* **LISTED ENTRIES**:
========================

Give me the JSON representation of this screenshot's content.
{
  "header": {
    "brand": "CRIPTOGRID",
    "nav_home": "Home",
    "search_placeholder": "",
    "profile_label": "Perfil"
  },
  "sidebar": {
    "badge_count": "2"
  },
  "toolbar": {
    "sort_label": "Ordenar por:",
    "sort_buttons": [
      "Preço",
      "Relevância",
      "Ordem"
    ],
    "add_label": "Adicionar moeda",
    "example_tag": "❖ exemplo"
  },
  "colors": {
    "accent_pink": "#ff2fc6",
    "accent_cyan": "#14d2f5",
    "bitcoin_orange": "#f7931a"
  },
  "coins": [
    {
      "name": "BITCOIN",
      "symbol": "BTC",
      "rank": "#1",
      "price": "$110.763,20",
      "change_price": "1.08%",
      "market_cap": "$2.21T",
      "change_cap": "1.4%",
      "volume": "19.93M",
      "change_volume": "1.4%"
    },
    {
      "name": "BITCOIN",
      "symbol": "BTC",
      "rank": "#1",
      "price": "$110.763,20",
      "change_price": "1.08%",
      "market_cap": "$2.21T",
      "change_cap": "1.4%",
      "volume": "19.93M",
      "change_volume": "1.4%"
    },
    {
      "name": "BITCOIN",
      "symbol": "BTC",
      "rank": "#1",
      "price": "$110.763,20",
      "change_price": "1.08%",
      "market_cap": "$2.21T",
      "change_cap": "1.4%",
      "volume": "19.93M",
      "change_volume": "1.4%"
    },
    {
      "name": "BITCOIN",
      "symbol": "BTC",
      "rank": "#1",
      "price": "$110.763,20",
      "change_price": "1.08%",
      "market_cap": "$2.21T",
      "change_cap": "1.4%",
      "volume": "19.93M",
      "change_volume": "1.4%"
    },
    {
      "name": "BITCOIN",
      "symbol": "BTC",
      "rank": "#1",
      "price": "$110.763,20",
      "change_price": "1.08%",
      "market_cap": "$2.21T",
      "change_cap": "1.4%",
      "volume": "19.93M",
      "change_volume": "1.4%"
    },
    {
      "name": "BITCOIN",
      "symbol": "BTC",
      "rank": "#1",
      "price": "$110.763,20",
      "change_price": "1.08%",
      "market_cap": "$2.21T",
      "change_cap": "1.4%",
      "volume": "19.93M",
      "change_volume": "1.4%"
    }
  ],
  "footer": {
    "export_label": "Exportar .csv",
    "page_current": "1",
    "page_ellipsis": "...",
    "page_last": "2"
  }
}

========================

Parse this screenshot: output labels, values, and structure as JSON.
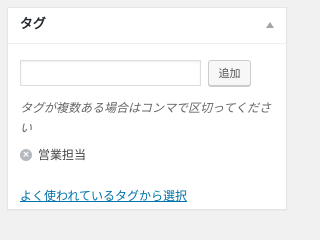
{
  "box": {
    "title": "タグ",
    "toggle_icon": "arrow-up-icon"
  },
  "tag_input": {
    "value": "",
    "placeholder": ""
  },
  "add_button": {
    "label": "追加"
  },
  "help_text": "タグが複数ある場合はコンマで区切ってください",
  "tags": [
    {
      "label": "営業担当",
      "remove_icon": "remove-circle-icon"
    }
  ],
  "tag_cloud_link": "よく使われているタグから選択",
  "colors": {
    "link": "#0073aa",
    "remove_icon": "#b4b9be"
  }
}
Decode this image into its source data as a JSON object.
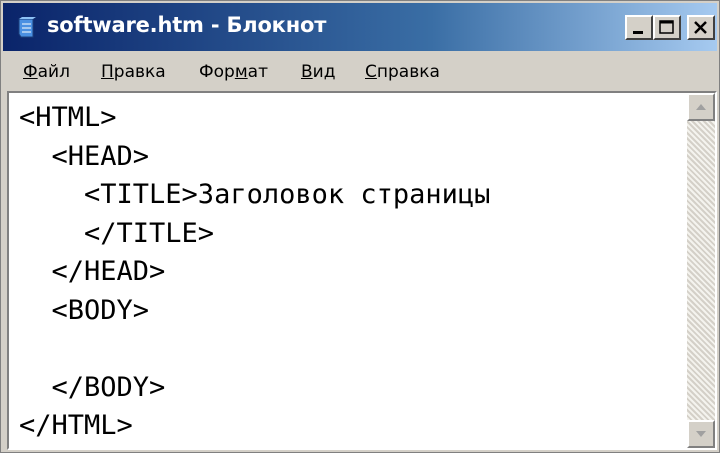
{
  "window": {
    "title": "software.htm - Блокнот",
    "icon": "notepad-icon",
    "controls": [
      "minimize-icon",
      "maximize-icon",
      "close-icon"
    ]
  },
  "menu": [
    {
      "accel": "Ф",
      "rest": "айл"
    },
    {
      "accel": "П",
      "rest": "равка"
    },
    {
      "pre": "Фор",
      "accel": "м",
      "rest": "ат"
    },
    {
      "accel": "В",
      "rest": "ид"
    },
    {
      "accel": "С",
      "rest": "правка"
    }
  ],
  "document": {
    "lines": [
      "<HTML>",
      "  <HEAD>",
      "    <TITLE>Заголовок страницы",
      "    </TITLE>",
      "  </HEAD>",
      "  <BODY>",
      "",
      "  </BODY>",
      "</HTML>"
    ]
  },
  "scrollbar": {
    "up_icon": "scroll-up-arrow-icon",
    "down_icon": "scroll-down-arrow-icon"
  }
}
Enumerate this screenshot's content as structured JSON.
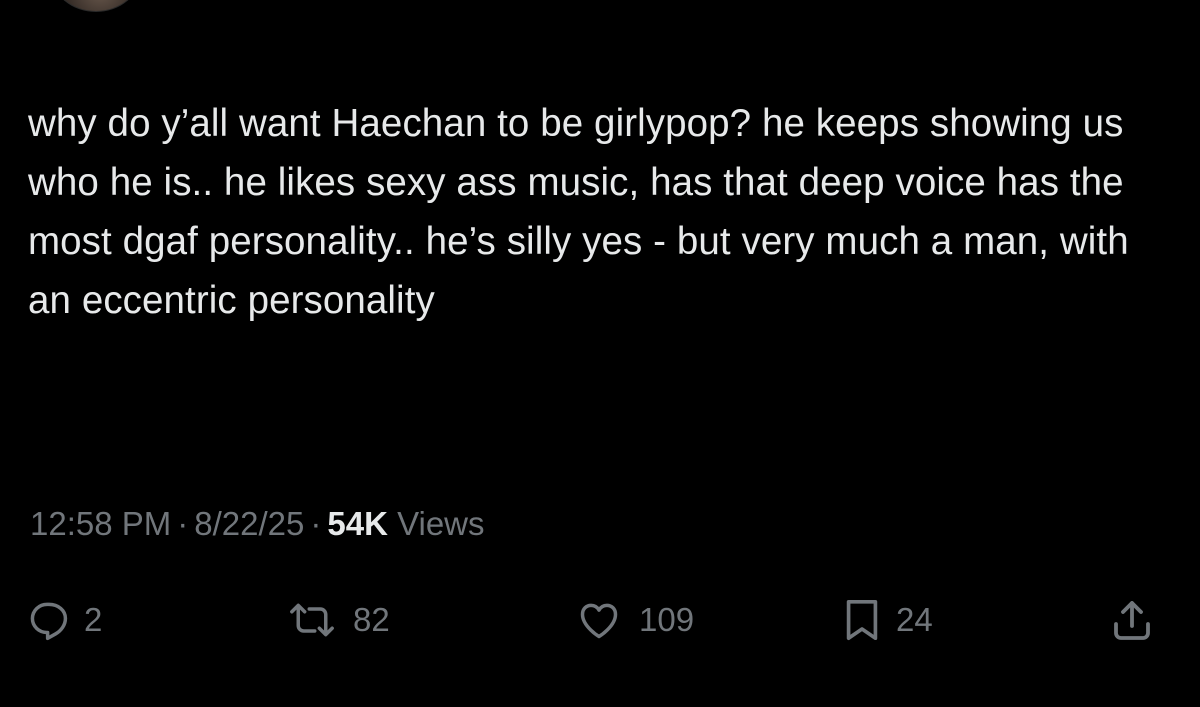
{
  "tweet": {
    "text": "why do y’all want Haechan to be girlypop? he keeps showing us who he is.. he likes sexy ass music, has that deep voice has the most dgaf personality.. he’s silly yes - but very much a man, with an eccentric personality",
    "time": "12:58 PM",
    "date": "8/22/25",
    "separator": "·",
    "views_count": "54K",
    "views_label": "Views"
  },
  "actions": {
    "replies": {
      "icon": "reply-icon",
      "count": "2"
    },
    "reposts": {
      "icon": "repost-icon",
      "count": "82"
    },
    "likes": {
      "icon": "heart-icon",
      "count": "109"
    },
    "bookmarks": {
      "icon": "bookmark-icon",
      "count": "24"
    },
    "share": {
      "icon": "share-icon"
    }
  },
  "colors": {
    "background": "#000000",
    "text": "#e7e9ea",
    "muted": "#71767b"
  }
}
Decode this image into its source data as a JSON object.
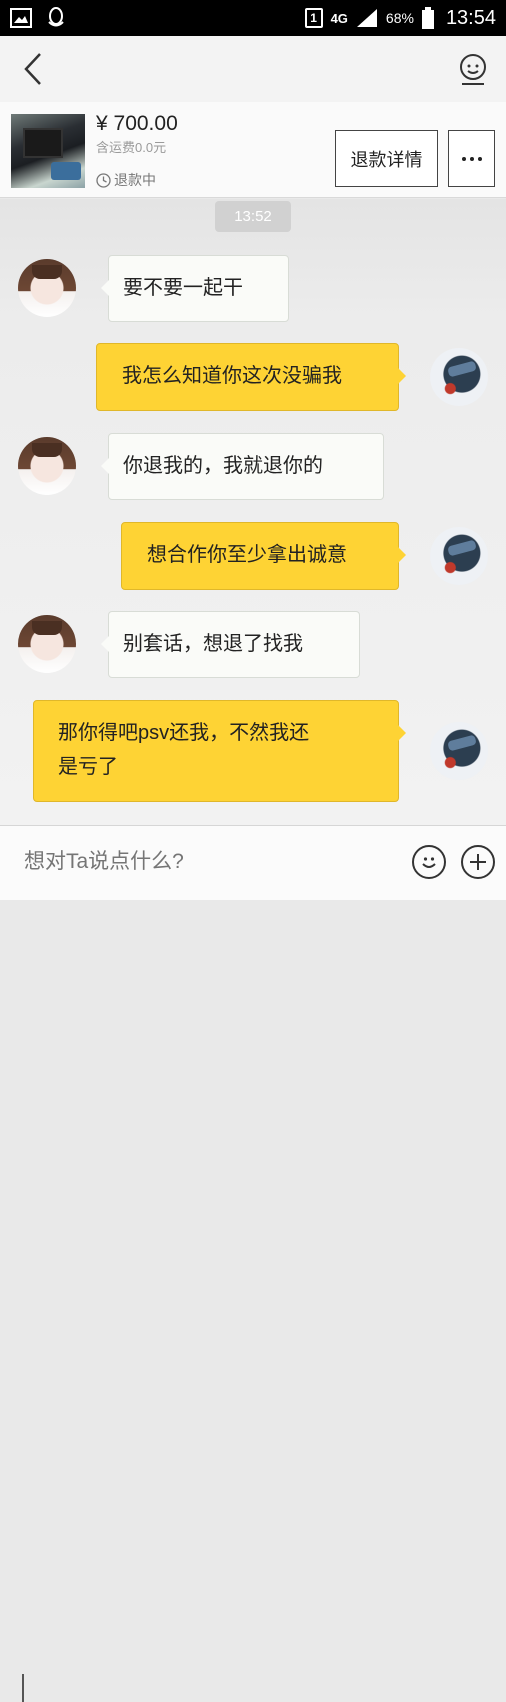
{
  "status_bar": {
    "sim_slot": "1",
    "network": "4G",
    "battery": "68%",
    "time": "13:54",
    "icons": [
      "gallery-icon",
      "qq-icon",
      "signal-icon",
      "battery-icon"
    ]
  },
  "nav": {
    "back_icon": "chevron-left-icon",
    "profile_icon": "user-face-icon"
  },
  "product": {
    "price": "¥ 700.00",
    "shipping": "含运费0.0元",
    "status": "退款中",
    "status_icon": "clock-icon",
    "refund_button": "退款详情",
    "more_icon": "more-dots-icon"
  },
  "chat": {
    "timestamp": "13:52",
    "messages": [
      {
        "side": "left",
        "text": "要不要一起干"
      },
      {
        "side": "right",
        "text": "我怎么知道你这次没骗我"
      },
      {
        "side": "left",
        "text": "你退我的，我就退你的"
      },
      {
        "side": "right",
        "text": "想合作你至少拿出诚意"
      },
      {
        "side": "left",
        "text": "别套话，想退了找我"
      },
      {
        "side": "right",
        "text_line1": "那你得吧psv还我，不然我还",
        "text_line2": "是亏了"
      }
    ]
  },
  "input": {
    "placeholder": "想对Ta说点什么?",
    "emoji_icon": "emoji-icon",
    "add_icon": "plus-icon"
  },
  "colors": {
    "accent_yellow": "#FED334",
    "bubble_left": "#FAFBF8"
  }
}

========================

* **WHAT TO DO**: Show the lines of the records that contain the word "this".

* **RESULT OF THE EXERCISE**:
Give me the JSON representation of this screenshot's content.
Parse this screenshot: output labels, values, and structure as JSON.
Decode this image into its source data as a JSON object.
Enumerate this screenshot's content as structured JSON.
Decode this image into its source data as a JSON object.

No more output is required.